Task to complete. Please write out the material below exactly as given.
>>>
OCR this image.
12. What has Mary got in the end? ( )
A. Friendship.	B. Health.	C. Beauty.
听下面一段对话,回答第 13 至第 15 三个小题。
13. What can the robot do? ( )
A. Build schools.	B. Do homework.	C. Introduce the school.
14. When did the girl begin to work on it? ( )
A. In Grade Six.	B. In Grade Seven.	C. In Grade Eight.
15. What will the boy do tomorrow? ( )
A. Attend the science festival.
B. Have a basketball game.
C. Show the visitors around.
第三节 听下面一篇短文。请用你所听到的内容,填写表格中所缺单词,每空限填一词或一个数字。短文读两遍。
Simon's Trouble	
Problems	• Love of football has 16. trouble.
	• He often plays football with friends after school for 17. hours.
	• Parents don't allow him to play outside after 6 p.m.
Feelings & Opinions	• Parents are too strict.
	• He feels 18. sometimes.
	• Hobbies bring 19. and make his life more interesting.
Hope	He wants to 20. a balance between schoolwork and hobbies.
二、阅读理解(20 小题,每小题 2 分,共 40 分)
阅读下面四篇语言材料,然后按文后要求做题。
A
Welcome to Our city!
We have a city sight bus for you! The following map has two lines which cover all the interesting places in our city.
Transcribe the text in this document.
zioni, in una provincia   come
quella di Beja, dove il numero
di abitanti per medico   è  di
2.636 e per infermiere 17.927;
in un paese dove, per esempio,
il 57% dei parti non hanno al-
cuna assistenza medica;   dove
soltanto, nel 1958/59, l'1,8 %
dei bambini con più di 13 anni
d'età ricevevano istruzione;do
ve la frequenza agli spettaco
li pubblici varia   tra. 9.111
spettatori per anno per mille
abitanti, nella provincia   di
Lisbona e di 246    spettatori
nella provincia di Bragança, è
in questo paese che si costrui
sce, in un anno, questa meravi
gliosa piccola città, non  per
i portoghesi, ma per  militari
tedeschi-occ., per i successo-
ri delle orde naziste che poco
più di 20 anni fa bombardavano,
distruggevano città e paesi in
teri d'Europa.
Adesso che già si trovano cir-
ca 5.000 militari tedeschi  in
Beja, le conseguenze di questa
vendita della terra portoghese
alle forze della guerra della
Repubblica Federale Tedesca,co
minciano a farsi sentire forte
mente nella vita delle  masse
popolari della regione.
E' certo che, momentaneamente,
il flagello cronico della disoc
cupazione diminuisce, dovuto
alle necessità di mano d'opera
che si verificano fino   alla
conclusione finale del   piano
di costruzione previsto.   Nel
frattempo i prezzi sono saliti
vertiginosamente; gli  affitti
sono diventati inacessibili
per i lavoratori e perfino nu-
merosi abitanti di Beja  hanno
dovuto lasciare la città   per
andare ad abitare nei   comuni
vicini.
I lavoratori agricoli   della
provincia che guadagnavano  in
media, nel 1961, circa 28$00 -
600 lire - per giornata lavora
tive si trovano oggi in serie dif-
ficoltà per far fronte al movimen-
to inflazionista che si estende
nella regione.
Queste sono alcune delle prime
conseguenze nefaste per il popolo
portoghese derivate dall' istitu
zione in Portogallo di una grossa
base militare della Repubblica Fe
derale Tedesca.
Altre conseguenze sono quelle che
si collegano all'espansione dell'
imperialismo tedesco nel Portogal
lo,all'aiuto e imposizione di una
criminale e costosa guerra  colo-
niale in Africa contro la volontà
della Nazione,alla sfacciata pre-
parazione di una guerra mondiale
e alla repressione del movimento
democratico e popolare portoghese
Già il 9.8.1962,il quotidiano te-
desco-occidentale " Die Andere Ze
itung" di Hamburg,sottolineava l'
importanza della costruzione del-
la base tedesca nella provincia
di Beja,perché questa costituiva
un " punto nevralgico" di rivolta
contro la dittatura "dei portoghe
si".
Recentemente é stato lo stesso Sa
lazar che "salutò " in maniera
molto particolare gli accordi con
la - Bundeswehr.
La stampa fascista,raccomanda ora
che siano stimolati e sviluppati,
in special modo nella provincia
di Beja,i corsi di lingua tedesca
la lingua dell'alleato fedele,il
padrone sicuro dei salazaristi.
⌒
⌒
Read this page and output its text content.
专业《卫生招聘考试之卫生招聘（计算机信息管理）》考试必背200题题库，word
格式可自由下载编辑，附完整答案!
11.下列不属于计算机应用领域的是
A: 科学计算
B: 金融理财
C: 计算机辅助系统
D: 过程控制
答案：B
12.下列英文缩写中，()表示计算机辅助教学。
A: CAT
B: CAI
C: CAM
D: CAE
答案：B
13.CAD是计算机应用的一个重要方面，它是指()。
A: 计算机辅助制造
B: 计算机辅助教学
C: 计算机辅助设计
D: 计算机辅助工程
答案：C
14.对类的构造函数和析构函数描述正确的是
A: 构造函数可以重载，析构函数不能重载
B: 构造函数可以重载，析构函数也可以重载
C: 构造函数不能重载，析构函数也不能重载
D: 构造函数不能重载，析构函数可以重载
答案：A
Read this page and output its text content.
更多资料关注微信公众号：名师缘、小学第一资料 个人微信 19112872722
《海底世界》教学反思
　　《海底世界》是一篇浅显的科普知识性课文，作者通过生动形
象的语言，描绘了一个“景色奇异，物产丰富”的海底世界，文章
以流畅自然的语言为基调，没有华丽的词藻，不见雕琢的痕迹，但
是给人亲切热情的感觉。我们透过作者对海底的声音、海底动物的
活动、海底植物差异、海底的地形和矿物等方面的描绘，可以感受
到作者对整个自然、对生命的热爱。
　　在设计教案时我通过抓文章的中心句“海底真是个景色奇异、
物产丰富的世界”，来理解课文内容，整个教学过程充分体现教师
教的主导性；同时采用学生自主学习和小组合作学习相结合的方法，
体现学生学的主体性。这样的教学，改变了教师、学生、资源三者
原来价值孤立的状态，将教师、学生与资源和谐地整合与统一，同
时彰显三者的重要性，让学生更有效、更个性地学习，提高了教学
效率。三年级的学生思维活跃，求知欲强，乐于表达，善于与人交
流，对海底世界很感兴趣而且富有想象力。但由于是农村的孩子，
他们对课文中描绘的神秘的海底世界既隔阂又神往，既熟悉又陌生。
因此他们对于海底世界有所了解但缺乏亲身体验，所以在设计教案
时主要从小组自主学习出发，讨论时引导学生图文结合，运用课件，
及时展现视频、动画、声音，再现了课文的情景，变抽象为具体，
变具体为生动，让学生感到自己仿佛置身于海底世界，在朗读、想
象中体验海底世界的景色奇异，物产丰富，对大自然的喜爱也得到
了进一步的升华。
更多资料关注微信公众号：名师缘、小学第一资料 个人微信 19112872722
<<<
Solution.
OCR this image.
12. What has Mary got in the end? ( )
A. Friendship.	B. Health.	C. Beauty.
听下面一段对话,回答第 13 至第 15 三个小题。
13. What can the robot do? ( )
A. Build schools.	B. Do homework.	C. Introduce the school.
14. When did the girl begin to work on it? ( )
A. In Grade Six.	B. In Grade Seven.	C. In Grade Eight.
15. What will the boy do tomorrow? ( )
A. Attend the science festival.
B. Have a basketball game.
C. Show the visitors around.
第三节 听下面一篇短文。请用你所听到的内容,填写表格中所缺单词,每空限填一词或一个数字。短文读两遍。
Simon's Trouble	
Problems	• Love of football has 16. trouble.
	• He often plays football with friends after school for 17. hours.
	• Parents don't allow him to play outside after 6 p.m.
Feelings & Opinions	• Parents are too strict.
	• He feels 18. sometimes.
	• Hobbies bring 19. and make his life more interesting.
Hope	He wants to 20. a balance between schoolwork and hobbies.
二、阅读理解(20 小题,每小题 2 分,共 40 分)
阅读下面四篇语言材料,然后按文后要求做题。
A
Welcome to Our city!
We have a city sight bus for you! The following map has two lines which cover all the interesting places in our city.
Transcribe the text in this document.
zioni, in una provincia   come
quella di Beja, dove il numero
di abitanti per medico   è  di
2.636 e per infermiere 17.927;
in un paese dove, per esempio,
il 57% dei parti non hanno al-
cuna assistenza medica;   dove
soltanto, nel 1958/59, l'1,8 %
dei bambini con più di 13 anni
d'età ricevevano istruzione;do
ve la frequenza agli spettaco
li pubblici varia   tra. 9.111
spettatori per anno per mille
abitanti, nella provincia   di
Lisbona e di 246    spettatori
nella provincia di Bragança, è
in questo paese che si costrui
sce, in un anno, questa meravi
gliosa piccola città, non  per
i portoghesi, ma per  militari
tedeschi-occ., per i successo-
ri delle orde naziste che poco
più di 20 anni fa bombardavano,
distruggevano città e paesi in
teri d'Europa.
Adesso che già si trovano cir-
ca 5.000 militari tedeschi  in
Beja, le conseguenze di questa
vendita della terra portoghese
alle forze della guerra della
Repubblica Federale Tedesca,co
minciano a farsi sentire forte
mente nella vita delle  masse
popolari della regione.
E' certo che, momentaneamente,
il flagello cronico della disoc
cupazione diminuisce, dovuto
alle necessità di mano d'opera
che si verificano fino   alla
conclusione finale del   piano
di costruzione previsto.   Nel
frattempo i prezzi sono saliti
vertiginosamente; gli  affitti
sono diventati inacessibili
per i lavoratori e perfino nu-
merosi abitanti di Beja  hanno
dovuto lasciare la città   per
andare ad abitare nei   comuni
vicini.
I lavoratori agricoli   della
provincia che guadagnavano  in
media, nel 1961, circa 28$00 -
600 lire - per giornata lavora
tive si trovano oggi in serie dif-
ficoltà per far fronte al movimen-
to inflazionista che si estende
nella regione.
Queste sono alcune delle prime
conseguenze nefaste per il popolo
portoghese derivate dall' istitu
zione in Portogallo di una grossa
base militare della Repubblica Fe
derale Tedesca.
Altre conseguenze sono quelle che
si collegano all'espansione dell'
imperialismo tedesco nel Portogal
lo,all'aiuto e imposizione di una
criminale e costosa guerra  colo-
niale in Africa contro la volontà
della Nazione,alla sfacciata pre-
parazione di una guerra mondiale
e alla repressione del movimento
democratico e popolare portoghese
Già il 9.8.1962,il quotidiano te-
desco-occidentale " Die Andere Ze
itung" di Hamburg,sottolineava l'
importanza della costruzione del-
la base tedesca nella provincia
di Beja,perché questa costituiva
un " punto nevralgico" di rivolta
contro la dittatura "dei portoghe
si".
Recentemente é stato lo stesso Sa
lazar che "salutò " in maniera
molto particolare gli accordi con
la - Bundeswehr.
La stampa fascista,raccomanda ora
che siano stimolati e sviluppati,
in special modo nella provincia
di Beja,i corsi di lingua tedesca
la lingua dell'alleato fedele,il
padrone sicuro dei salazaristi.
⌒
⌒
Read this page and output its text content.
专业《卫生招聘考试之卫生招聘（计算机信息管理）》考试必背200题题库，word
格式可自由下载编辑，附完整答案!
11.下列不属于计算机应用领域的是
A: 科学计算
B: 金融理财
C: 计算机辅助系统
D: 过程控制
答案：B
12.下列英文缩写中，()表示计算机辅助教学。
A: CAT
B: CAI
C: CAM
D: CAE
答案：B
13.CAD是计算机应用的一个重要方面，它是指()。
A: 计算机辅助制造
B: 计算机辅助教学
C: 计算机辅助设计
D: 计算机辅助工程
答案：C
14.对类的构造函数和析构函数描述正确的是
A: 构造函数可以重载，析构函数不能重载
B: 构造函数可以重载，析构函数也可以重载
C: 构造函数不能重载，析构函数也不能重载
D: 构造函数不能重载，析构函数可以重载
答案：A
Read this page and output its text content.
更多资料关注微信公众号：名师缘、小学第一资料 个人微信 19112872722
《海底世界》教学反思
　　《海底世界》是一篇浅显的科普知识性课文，作者通过生动形
象的语言，描绘了一个“景色奇异，物产丰富”的海底世界，文章
以流畅自然的语言为基调，没有华丽的词藻，不见雕琢的痕迹，但
是给人亲切热情的感觉。我们透过作者对海底的声音、海底动物的
活动、海底植物差异、海底的地形和矿物等方面的描绘，可以感受
到作者对整个自然、对生命的热爱。
　　在设计教案时我通过抓文章的中心句“海底真是个景色奇异、
物产丰富的世界”，来理解课文内容，整个教学过程充分体现教师
教的主导性；同时采用学生自主学习和小组合作学习相结合的方法，
体现学生学的主体性。这样的教学，改变了教师、学生、资源三者
原来价值孤立的状态，将教师、学生与资源和谐地整合与统一，同
时彰显三者的重要性，让学生更有效、更个性地学习，提高了教学
效率。三年级的学生思维活跃，求知欲强，乐于表达，善于与人交
流，对海底世界很感兴趣而且富有想象力。但由于是农村的孩子，
他们对课文中描绘的神秘的海底世界既隔阂又神往，既熟悉又陌生。
因此他们对于海底世界有所了解但缺乏亲身体验，所以在设计教案
时主要从小组自主学习出发，讨论时引导学生图文结合，运用课件，
及时展现视频、动画、声音，再现了课文的情景，变抽象为具体，
变具体为生动，让学生感到自己仿佛置身于海底世界，在朗读、想
象中体验海底世界的景色奇异，物产丰富，对大自然的喜爱也得到
了进一步的升华。
更多资料关注微信公众号：名师缘、小学第一资料 个人微信 19112872722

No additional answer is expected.